● **WORK INSTRUCTIONS**: Repeat the whole listing exactly.

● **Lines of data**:
━━━━
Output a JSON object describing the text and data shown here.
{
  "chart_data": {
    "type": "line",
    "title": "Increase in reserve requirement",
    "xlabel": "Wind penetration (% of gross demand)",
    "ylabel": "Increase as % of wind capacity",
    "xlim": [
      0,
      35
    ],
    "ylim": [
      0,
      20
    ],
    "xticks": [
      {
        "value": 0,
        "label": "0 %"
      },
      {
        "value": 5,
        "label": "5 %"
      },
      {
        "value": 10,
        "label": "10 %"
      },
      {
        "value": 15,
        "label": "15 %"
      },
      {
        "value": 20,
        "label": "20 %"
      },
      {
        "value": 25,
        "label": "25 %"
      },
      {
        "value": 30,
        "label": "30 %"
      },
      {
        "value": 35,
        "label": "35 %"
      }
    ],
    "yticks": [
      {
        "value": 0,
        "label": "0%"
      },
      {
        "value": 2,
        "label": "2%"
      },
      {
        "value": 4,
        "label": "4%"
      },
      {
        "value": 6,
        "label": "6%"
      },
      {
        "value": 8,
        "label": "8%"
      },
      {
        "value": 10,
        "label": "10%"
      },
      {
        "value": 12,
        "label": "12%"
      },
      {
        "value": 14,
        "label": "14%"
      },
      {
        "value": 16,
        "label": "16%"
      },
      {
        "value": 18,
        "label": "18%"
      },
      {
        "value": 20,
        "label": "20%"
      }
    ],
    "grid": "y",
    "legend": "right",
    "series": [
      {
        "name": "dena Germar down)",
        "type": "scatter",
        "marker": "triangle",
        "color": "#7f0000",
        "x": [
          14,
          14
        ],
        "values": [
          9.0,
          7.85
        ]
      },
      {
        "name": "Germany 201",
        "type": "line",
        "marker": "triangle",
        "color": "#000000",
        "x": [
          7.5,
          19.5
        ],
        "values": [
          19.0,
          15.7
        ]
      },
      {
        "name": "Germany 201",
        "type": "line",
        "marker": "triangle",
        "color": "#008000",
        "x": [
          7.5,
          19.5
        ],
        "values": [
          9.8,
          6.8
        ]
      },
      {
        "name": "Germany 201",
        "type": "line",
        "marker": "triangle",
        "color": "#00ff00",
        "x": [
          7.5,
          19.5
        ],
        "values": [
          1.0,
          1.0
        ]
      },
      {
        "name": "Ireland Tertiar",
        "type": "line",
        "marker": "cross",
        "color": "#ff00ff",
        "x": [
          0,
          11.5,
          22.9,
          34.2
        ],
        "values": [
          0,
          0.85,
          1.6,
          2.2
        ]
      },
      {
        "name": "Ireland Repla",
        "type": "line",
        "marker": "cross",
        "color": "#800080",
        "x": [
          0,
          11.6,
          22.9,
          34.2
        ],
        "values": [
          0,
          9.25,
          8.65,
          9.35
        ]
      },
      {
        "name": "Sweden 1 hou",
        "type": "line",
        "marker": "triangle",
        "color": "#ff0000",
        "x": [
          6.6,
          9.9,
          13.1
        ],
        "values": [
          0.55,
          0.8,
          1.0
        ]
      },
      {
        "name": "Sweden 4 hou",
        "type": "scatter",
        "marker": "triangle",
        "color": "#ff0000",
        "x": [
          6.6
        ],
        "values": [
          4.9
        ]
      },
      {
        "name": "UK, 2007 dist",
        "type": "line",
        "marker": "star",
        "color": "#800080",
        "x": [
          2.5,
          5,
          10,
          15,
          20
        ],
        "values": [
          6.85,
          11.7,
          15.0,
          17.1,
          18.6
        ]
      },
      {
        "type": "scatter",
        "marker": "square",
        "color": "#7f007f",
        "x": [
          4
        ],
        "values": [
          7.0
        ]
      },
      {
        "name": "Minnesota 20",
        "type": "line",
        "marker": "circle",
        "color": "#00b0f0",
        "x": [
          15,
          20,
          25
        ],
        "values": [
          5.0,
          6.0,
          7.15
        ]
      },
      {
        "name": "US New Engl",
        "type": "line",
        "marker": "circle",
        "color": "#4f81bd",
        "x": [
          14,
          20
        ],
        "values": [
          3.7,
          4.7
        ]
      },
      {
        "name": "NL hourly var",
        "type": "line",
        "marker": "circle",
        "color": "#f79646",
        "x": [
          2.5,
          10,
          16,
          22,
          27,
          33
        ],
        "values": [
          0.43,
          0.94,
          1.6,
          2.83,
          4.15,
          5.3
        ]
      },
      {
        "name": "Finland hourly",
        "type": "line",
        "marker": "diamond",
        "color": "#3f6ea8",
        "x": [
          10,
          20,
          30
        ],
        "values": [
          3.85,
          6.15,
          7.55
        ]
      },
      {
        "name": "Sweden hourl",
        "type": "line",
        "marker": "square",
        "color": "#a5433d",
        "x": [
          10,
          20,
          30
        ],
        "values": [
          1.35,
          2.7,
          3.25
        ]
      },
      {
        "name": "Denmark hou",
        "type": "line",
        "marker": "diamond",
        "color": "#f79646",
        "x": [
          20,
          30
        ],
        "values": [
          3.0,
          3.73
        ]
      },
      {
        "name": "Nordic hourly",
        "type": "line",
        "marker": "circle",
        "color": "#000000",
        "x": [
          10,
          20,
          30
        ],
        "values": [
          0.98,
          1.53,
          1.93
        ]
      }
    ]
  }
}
━━━━
● **RESULT BELOW**:
Output a JSON object describing the text and data shown here.
{
  "chart_data": {
    "type": "line",
    "title": "Increase in reserve requirement",
    "xlabel": "Wind penetration (% of gross demand)",
    "ylabel": "Increase as % of wind capacity",
    "xlim": [
      0,
      35
    ],
    "ylim": [
      0,
      20
    ],
    "xticks": [
      {
        "value": 0,
        "label": "0 %"
      },
      {
        "value": 5,
        "label": "5 %"
      },
      {
        "value": 10,
        "label": "10 %"
      },
      {
        "value": 15,
        "label": "15 %"
      },
      {
        "value": 20,
        "label": "20 %"
      },
      {
        "value": 25,
        "label": "25 %"
      },
      {
        "value": 30,
        "label": "30 %"
      },
      {
        "value": 35,
        "label": "35 %"
      }
    ],
    "yticks": [
      {
        "value": 0,
        "label": "0%"
      },
      {
        "value": 2,
        "label": "2%"
      },
      {
        "value": 4,
        "label": "4%"
      },
      {
        "value": 6,
        "label": "6%"
      },
      {
        "value": 8,
        "label": "8%"
      },
      {
        "value": 10,
        "label": "10%"
      },
      {
        "value": 12,
        "label": "12%"
      },
      {
        "value": 14,
        "label": "14%"
      },
      {
        "value": 16,
        "label": "16%"
      },
      {
        "value": 18,
        "label": "18%"
      },
      {
        "value": 20,
        "label": "20%"
      }
    ],
    "grid": "y",
    "legend": "right",
    "series": [
      {
        "name": "dena Germar down)",
        "type": "scatter",
        "marker": "triangle",
        "color": "#7f0000",
        "x": [
          14,
          14
        ],
        "values": [
          9.0,
          7.85
        ]
      },
      {
        "name": "Germany 201",
        "type": "line",
        "marker": "triangle",
        "color": "#000000",
        "x": [
          7.5,
          19.5
        ],
        "values": [
          19.0,
          15.7
        ]
      },
      {
        "name": "Germany 201",
        "type": "line",
        "marker": "triangle",
        "color": "#008000",
        "x": [
          7.5,
          19.5
        ],
        "values": [
          9.8,
          6.8
        ]
      },
      {
        "name": "Germany 201",
        "type": "line",
        "marker": "triangle",
        "color": "#00ff00",
        "x": [
          7.5,
          19.5
        ],
        "values": [
          1.0,
          1.0
        ]
      },
      {
        "name": "Ireland Tertiar",
        "type": "line",
        "marker": "cross",
        "color": "#ff00ff",
        "x": [
          0,
          11.5,
          22.9,
          34.2
        ],
        "values": [
          0,
          0.85,
          1.6,
          2.2
        ]
      },
      {
        "name": "Ireland Repla",
        "type": "line",
        "marker": "cross",
        "color": "#800080",
        "x": [
          0,
          11.6,
          22.9,
          34.2
        ],
        "values": [
          0,
          9.25,
          8.65,
          9.35
        ]
      },
      {
        "name": "Sweden 1 hou",
        "type": "line",
        "marker": "triangle",
        "color": "#ff0000",
        "x": [
          6.6,
          9.9,
          13.1
        ],
        "values": [
          0.55,
          0.8,
          1.0
        ]
      },
      {
        "name": "Sweden 4 hou",
        "type": "scatter",
        "marker": "triangle",
        "color": "#ff0000",
        "x": [
          6.6
        ],
        "values": [
          4.9
        ]
      },
      {
        "name": "UK, 2007 dist",
        "type": "line",
        "marker": "star",
        "color": "#800080",
        "x": [
          2.5,
          5,
          10,
          15,
          20
        ],
        "values": [
          6.85,
          11.7,
          15.0,
          17.1,
          18.6
        ]
      },
      {
        "type": "scatter",
        "marker": "square",
        "color": "#7f007f",
        "x": [
          4
        ],
        "values": [
          7.0
        ]
      },
      {
        "name": "Minnesota 20",
        "type": "line",
        "marker": "circle",
        "color": "#00b0f0",
        "x": [
          15,
          20,
          25
        ],
        "values": [
          5.0,
          6.0,
          7.15
        ]
      },
      {
        "name": "US New Engl",
        "type": "line",
        "marker": "circle",
        "color": "#4f81bd",
        "x": [
          14,
          20
        ],
        "values": [
          3.7,
          4.7
        ]
      },
      {
        "name": "NL hourly var",
        "type": "line",
        "marker": "circle",
        "color": "#f79646",
        "x": [
          2.5,
          10,
          16,
          22,
          27,
          33
        ],
        "values": [
          0.43,
          0.94,
          1.6,
          2.83,
          4.15,
          5.3
        ]
      },
      {
        "name": "Finland hourly",
        "type": "line",
        "marker": "diamond",
        "color": "#3f6ea8",
        "x": [
          10,
          20,
          30
        ],
        "values": [
          3.85,
          6.15,
          7.55
        ]
      },
      {
        "name": "Sweden hourl",
        "type": "line",
        "marker": "square",
        "color": "#a5433d",
        "x": [
          10,
          20,
          30
        ],
        "values": [
          1.35,
          2.7,
          3.25
        ]
      },
      {
        "name": "Denmark hou",
        "type": "line",
        "marker": "diamond",
        "color": "#f79646",
        "x": [
          20,
          30
        ],
        "values": [
          3.0,
          3.73
        ]
      },
      {
        "name": "Nordic hourly",
        "type": "line",
        "marker": "circle",
        "color": "#000000",
        "x": [
          10,
          20,
          30
        ],
        "values": [
          0.98,
          1.53,
          1.93
        ]
      }
    ]
  }
}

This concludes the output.